-- THE EXERCISE --
Using the records below, count the lines with "热稳定性和熔模" in them. Give the number only.

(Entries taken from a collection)
<<<<

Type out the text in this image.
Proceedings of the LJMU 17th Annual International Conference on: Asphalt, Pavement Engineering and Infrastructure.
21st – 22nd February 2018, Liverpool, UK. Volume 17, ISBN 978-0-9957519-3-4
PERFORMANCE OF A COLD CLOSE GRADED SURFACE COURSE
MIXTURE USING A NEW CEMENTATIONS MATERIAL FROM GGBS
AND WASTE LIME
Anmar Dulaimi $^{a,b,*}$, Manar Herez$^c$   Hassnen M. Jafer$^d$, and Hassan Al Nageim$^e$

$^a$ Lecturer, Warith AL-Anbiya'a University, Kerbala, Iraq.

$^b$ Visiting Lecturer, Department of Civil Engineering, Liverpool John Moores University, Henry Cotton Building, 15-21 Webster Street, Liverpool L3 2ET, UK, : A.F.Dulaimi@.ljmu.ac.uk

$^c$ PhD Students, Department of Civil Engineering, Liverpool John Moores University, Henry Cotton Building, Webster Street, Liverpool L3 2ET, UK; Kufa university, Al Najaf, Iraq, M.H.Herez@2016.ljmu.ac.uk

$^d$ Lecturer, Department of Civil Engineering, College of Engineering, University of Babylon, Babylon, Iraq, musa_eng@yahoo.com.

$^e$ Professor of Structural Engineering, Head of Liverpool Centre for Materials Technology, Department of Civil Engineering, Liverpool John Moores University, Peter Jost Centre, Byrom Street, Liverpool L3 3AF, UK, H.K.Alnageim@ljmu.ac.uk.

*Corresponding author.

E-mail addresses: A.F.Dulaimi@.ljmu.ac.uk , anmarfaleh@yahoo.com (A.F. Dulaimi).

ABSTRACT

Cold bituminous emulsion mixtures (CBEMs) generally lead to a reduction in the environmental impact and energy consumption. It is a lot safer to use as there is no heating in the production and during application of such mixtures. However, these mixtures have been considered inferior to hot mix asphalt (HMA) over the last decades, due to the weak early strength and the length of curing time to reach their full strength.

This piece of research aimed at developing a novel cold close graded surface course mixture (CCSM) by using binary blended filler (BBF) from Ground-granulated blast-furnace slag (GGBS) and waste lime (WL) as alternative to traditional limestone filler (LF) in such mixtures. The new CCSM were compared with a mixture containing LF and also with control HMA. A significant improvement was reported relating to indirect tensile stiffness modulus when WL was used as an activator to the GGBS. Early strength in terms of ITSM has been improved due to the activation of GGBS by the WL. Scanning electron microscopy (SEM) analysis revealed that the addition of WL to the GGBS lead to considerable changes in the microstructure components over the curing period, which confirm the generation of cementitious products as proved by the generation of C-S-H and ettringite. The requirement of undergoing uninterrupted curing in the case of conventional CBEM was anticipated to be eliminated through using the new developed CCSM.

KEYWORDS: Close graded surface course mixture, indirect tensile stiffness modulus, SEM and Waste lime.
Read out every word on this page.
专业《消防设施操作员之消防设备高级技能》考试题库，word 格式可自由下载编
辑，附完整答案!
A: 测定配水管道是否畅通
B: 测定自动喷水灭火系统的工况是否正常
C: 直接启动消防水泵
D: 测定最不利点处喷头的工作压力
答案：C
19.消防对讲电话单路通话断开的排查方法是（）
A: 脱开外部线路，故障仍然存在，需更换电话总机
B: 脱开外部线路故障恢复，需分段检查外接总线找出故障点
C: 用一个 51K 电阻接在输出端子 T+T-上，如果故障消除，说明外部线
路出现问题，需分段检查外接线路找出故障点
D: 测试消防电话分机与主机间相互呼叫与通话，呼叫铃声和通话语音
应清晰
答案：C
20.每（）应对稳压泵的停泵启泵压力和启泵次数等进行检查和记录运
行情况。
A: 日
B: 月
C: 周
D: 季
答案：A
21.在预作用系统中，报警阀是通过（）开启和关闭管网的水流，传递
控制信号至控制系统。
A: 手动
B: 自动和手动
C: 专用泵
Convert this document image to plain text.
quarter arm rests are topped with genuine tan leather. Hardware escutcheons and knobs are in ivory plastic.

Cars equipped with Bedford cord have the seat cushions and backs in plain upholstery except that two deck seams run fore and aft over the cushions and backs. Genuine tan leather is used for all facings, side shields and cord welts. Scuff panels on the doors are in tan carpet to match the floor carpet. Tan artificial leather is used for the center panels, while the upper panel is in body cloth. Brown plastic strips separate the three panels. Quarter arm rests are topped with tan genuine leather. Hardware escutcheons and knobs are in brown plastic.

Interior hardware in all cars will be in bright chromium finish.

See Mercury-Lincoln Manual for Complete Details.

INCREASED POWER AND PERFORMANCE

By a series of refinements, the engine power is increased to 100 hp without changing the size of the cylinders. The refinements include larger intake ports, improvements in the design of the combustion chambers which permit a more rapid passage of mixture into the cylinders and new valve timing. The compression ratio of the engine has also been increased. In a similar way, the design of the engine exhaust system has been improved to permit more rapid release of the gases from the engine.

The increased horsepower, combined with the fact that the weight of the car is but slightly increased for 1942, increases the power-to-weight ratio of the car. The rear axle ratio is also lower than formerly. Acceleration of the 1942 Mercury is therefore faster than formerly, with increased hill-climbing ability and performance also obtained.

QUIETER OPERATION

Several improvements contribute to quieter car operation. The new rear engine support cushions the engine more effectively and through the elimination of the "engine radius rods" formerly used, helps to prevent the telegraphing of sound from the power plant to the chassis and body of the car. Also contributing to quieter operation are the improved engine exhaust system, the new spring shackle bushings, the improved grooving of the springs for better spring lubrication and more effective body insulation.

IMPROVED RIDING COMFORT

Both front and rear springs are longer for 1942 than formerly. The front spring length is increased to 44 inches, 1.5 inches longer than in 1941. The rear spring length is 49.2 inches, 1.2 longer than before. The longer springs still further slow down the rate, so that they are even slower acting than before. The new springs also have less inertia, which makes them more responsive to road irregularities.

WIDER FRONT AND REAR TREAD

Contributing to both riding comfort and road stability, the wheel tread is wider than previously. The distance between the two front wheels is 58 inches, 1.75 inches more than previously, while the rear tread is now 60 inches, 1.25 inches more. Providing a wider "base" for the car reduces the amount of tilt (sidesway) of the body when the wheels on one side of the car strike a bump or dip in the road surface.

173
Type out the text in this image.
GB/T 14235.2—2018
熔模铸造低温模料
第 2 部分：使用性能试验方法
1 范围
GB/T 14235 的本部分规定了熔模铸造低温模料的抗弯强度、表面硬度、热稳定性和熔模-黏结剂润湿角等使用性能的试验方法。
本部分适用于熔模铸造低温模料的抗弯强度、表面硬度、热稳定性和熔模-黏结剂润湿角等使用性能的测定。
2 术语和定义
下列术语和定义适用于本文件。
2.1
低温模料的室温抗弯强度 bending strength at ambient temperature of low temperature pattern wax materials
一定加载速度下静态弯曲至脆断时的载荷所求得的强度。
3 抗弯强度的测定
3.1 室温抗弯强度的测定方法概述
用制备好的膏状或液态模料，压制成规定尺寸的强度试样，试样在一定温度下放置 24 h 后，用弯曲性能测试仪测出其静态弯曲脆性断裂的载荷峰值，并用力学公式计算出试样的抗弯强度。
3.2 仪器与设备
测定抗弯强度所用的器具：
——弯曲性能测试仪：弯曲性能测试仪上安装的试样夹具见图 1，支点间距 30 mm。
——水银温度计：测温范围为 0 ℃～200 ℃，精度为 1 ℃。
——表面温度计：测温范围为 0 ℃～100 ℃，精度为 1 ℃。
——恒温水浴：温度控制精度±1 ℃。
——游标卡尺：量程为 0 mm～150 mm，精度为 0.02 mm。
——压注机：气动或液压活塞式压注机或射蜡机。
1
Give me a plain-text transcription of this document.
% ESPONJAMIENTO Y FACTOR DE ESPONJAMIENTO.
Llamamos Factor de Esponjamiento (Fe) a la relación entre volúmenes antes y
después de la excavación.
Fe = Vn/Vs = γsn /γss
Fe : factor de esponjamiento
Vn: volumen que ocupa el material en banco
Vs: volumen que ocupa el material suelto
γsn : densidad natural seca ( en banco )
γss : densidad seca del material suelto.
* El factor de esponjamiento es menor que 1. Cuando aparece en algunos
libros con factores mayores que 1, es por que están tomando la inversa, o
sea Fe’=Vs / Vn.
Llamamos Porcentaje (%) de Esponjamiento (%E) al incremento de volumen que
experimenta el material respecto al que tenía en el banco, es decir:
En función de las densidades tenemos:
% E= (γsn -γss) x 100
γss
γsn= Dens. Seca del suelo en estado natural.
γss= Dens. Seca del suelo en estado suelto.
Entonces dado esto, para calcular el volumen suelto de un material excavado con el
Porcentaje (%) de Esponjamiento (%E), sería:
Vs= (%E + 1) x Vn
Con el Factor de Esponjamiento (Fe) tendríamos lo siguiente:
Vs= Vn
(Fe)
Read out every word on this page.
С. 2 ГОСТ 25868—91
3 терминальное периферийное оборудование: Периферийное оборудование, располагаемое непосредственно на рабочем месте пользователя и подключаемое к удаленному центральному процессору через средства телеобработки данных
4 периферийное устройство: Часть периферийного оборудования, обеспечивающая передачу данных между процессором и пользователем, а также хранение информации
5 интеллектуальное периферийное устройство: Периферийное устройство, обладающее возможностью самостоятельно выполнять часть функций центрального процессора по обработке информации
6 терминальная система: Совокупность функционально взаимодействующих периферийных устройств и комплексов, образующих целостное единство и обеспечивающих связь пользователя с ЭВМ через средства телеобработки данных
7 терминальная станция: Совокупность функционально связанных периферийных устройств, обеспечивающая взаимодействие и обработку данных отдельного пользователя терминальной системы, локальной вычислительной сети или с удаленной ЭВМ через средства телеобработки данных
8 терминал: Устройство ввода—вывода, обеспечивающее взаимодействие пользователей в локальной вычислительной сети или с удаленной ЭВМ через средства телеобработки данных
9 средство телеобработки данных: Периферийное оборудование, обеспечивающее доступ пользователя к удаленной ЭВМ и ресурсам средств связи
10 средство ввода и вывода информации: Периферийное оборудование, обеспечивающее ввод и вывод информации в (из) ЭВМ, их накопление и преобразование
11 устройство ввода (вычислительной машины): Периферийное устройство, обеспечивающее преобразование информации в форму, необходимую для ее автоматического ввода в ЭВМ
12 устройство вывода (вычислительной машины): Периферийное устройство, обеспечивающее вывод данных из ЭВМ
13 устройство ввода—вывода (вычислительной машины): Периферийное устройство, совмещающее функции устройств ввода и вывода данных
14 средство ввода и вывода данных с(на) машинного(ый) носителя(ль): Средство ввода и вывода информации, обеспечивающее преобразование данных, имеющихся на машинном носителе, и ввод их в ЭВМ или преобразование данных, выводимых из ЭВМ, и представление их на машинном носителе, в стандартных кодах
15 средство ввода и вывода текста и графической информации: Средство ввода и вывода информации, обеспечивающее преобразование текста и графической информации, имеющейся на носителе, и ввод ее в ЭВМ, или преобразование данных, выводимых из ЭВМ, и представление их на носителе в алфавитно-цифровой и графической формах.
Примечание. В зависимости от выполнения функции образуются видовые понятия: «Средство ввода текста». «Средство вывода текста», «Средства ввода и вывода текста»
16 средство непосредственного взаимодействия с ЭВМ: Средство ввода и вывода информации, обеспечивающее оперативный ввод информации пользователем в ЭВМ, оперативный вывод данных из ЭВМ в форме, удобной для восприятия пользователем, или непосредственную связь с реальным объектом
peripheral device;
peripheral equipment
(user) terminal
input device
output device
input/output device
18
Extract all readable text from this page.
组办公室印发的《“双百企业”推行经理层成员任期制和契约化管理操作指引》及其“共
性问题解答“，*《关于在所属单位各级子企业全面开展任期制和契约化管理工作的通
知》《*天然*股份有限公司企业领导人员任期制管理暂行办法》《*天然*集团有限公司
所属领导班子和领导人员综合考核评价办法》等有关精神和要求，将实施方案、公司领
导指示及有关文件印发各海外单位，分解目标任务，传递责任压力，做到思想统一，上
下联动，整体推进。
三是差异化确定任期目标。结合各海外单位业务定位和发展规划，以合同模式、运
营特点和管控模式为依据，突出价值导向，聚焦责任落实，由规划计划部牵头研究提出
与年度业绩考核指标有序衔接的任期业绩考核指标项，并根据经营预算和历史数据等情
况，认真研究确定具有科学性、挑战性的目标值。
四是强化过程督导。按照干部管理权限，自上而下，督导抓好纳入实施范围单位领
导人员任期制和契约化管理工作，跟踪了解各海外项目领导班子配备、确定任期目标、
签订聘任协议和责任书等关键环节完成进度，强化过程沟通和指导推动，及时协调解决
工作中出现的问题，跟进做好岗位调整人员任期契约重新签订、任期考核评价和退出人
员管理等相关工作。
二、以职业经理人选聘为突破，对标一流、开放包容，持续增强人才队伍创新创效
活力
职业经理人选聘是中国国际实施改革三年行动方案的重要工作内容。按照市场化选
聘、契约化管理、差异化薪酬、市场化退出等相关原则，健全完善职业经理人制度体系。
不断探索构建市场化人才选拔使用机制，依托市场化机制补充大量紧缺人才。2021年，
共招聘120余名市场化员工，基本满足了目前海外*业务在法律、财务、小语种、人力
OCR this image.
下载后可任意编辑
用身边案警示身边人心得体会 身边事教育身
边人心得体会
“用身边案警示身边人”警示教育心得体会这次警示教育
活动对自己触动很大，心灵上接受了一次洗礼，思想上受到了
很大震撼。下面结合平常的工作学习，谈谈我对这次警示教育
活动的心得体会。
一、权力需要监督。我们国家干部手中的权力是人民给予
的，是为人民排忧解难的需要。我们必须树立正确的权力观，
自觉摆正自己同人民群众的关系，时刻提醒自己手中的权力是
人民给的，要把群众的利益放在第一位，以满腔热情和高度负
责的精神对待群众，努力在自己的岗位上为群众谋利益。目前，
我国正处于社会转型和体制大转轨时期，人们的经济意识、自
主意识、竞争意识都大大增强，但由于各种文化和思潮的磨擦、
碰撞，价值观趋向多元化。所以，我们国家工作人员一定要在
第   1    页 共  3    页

>>>>

-- RESPONSE TO THIS EXERCISE --
2